Page text:
BEGIN
(1.) PETITIONER was found to be suffering from Neurosis (Hysterical reaction). His disability was fixed at 30 percent. Such is the stand taken by the petitioner in para 6 of the petitioner. According to the petitioner, when he joined the army service, he was not found suffering from any such disease by the concerned authorities. It is submitted by the petitioner that he was directed by the authorities to take rest. It was in June 88, the petitioner was informed that he stands discharged from service on medical grounds. His case was forwarded to the office of Controller of Defence Accounts, Pension, Allahabad, for grant of disability pension. This was declined vide communication, Annexure -B, passed on 24th Jan. 89. It has been mentioned that the disability suffered by the petitioner is neither attributable nor aggravated by military services. It is against this action of respondents, the petitioner has approached this Court. It is submitted by him that he is entitled to get disability pension. Petition stands admitted. Counter has been filed. The legal position be now noticed.
(2.) A Division Bench of this Court in the case reported as Union of India v. Rattan Lal, (1999) 2 SCT 39 : (1999 Lab IC 2721) considered this question in detail. After taking note of the various decisions on the subject, on page 43 the Division Bench concluded as under: - ''In the present case, there is nothing on the record to indicate that the writ petitioner - respondent was suffering from the ailment at the time of entry into service. It is also not the case of the appellant - Union of India that the ailment was such which could not be detected at the time of entry of service. Therefore, from the judicial precedents referred to above, it can safely be concluded: (i) that in case mention is not made regarding the disease or disablement at the time of entry in service, then it is to be presumed that the disability occurred during the course of service. (ii) that disability would be on account of stress and strains of army service. (iii) if competent authority is to disagree with the finding recorded by the medical board vis -a -vis the disability or the percentage thereof, the matter should be referred to the Medical Board. (iv) as there is no finding recorded that the respondent -writ petitioner was suffering from a disease which could not be detected at the time of entry into service, the appellant - Union of India cannot take a summersault and come to a contrary conclusion. (v) delay in approaching the Court is irrelevant.
(3.) AGAIN in Pritam Singh v. Union of India, (2000) 2 SCT 862 (J and K) the writ petitioner was discharged after seven years of service. This was on the ground of Schizophrenic Psychosis Catatoic disorder. The disability was determined at 30 percent but actual grant of disability pension was denied. Taking note of a decision given by a Division Bench of this Court in the case of Balwant Singh v. Union of India, LPA No. 521/98, decided on 17th Nov 99, and some other decisions the petitioner was held entitled to disability pension. What was observed in paragraphs 6 of the judgment in Pritam Singh 's case (supra) is being reproduced below: - ''The Karnataka High Court in the case of Ex Naik M. S. Pemmaiah v. Union of India, 1998 (3) SCT 755, had allowed the disability pension where the concerned employee was suffering from Schizophrenia. In the aforementioned decision, the reasoning given is that if a person was not suffering from the disease when he joined the service and when there was no entry that the person was suffering from disorder or disability then it is to be presumed that the disease had occurred on account of stress and strain of army service and the same is attributable to military service. The petitioner is accordingly held entitled to pension.
END
Exercise aim:
Using the page text, answer these questions:
1. At what percentage was the petitioner's disability fixed?
2. Which case is reported as (1999) 2 SCT 39?
3. In Pritam Singh v. Union of India, after how many years of service was the writ petitioner discharged?

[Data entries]
BEGIN
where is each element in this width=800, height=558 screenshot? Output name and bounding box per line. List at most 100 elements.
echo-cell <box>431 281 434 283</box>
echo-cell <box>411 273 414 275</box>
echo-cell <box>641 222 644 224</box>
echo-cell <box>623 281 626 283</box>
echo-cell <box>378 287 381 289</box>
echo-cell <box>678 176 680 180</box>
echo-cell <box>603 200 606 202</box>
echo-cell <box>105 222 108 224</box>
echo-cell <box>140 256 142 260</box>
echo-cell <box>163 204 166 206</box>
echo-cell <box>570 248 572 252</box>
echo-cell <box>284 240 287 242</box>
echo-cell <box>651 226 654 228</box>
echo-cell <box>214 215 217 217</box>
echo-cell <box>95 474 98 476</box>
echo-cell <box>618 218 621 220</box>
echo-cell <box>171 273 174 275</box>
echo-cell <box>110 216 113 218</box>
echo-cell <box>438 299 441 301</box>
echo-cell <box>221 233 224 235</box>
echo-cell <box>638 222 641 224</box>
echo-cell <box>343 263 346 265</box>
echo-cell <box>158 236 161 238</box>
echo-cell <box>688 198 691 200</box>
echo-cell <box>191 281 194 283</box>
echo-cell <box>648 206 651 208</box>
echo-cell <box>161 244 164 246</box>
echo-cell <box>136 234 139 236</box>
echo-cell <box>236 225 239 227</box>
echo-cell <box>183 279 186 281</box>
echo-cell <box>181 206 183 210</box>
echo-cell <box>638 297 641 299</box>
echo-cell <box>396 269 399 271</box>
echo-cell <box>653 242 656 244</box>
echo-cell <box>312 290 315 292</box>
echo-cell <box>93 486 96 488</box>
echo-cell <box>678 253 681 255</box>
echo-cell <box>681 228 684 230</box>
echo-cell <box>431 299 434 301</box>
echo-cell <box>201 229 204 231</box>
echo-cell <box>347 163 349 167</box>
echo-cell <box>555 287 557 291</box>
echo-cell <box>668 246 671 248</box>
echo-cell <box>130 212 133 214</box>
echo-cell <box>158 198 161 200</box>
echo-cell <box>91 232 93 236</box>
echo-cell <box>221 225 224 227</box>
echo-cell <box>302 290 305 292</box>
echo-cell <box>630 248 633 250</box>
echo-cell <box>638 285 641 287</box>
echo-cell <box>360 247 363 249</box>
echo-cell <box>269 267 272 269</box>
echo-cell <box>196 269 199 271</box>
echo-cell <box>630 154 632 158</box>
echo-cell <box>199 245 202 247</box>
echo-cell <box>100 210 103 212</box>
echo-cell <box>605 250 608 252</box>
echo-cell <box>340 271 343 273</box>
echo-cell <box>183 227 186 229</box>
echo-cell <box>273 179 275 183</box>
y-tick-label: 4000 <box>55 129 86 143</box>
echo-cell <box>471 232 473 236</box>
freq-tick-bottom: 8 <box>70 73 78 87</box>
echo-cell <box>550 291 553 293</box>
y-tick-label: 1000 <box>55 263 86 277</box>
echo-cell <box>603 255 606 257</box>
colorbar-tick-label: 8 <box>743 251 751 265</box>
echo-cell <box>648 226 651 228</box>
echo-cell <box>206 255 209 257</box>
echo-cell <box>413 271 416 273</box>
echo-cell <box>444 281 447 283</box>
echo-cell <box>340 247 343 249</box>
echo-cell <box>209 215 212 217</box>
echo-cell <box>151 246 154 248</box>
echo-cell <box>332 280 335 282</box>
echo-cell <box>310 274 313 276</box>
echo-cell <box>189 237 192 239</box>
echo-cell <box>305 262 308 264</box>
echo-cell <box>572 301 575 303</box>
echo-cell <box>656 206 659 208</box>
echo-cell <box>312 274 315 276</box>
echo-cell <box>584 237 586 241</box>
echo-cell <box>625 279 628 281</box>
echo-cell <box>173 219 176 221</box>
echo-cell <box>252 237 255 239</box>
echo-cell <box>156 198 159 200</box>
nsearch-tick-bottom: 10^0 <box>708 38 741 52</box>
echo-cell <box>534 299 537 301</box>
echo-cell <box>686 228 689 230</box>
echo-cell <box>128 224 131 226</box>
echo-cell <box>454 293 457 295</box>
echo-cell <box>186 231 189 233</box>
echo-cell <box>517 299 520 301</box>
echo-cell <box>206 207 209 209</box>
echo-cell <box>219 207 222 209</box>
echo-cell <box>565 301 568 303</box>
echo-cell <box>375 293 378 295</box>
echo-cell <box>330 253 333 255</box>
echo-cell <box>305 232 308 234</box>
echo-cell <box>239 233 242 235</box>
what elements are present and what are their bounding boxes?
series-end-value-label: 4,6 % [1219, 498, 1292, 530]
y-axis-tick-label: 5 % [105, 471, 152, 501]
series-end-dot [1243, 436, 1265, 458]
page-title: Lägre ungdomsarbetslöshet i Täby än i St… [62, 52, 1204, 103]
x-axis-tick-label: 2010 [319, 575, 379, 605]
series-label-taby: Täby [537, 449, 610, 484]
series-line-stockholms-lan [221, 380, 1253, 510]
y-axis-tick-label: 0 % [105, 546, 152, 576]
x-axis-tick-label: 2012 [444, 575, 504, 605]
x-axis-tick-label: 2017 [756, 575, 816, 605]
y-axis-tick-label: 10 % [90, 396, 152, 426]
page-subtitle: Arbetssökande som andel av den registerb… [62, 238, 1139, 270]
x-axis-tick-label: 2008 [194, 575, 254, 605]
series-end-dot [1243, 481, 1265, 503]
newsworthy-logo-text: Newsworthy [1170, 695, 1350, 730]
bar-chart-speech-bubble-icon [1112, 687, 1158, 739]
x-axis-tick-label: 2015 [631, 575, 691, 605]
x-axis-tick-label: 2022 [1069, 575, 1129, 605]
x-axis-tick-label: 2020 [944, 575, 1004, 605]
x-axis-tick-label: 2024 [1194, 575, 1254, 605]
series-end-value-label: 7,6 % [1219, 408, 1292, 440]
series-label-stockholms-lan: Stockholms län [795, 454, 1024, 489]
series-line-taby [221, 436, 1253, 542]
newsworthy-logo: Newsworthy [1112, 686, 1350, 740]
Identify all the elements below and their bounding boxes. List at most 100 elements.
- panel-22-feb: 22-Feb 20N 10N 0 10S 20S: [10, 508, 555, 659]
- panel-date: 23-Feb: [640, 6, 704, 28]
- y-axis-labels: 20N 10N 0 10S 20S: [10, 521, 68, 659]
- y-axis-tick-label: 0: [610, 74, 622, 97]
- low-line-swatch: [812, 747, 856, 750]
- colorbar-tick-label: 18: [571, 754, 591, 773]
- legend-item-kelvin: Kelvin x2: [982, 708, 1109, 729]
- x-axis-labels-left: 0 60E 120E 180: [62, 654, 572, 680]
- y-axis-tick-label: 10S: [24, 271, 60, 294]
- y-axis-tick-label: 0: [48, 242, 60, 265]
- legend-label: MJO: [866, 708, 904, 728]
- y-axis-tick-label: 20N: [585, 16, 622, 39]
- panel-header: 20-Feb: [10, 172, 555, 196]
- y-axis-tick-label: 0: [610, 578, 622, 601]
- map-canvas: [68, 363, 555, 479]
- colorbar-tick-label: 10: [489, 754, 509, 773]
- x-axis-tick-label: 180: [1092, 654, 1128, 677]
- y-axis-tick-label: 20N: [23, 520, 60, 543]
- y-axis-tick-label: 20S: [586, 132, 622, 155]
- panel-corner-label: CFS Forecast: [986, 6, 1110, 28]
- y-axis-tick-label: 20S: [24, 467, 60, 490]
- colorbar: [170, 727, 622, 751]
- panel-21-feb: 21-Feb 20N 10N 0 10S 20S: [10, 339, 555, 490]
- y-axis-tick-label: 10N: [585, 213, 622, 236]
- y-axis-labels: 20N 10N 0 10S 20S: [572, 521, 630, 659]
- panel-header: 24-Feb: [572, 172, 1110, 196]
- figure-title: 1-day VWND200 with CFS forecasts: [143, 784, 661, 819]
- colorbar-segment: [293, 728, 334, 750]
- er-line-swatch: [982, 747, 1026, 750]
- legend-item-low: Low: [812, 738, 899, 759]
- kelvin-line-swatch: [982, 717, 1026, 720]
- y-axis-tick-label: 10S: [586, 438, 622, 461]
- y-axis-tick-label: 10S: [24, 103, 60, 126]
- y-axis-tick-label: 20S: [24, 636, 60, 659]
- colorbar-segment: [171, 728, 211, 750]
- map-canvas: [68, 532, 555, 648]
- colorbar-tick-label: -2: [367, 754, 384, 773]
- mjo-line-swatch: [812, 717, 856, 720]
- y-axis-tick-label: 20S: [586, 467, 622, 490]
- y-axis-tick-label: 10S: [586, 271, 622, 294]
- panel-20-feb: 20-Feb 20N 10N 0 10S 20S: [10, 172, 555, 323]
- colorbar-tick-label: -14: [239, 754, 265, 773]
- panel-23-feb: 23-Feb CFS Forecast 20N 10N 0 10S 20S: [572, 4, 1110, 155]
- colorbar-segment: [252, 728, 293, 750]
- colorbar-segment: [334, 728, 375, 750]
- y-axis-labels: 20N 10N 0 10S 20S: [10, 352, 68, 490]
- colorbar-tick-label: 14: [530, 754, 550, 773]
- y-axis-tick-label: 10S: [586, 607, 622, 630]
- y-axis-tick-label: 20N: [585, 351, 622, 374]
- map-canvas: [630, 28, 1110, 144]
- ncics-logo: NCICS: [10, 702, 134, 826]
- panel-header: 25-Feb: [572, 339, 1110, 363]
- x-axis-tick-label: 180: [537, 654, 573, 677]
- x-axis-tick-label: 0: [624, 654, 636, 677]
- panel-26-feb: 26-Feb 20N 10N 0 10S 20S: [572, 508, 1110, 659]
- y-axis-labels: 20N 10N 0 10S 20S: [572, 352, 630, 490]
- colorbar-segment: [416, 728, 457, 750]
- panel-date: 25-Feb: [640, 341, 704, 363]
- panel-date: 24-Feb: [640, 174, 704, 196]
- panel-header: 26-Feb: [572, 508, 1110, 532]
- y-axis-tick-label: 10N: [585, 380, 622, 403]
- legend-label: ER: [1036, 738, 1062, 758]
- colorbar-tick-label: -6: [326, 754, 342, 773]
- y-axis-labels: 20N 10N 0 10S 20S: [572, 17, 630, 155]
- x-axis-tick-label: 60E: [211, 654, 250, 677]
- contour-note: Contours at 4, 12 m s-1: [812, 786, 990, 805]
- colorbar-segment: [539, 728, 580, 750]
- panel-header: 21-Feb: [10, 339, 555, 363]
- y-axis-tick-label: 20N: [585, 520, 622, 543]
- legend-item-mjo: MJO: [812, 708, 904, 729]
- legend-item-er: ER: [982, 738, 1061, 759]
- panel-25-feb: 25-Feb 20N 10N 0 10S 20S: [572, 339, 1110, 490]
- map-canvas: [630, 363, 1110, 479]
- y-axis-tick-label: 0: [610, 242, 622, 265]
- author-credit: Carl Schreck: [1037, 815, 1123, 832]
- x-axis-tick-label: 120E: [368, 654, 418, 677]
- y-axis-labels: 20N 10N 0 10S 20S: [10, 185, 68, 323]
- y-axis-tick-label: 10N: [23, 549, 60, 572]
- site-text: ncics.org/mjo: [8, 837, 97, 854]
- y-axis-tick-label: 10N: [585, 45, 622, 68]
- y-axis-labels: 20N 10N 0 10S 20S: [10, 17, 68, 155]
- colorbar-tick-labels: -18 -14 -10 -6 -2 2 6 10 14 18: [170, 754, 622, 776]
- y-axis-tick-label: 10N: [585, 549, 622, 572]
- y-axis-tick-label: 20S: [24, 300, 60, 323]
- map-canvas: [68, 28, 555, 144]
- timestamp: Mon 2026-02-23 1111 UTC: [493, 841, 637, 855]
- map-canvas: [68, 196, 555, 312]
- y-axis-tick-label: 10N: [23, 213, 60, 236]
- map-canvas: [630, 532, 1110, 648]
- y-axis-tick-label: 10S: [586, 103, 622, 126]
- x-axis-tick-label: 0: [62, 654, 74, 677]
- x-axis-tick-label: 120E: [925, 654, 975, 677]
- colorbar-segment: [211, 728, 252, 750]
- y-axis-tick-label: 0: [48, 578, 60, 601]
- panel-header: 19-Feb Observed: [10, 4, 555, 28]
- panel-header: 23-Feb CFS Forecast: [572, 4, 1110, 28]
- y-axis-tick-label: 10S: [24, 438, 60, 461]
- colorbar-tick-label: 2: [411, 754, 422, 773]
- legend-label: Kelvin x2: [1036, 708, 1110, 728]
END
Response to this task:
1. 30 percent.
2. Union of India v. Rattan Lal.
3. Seven years.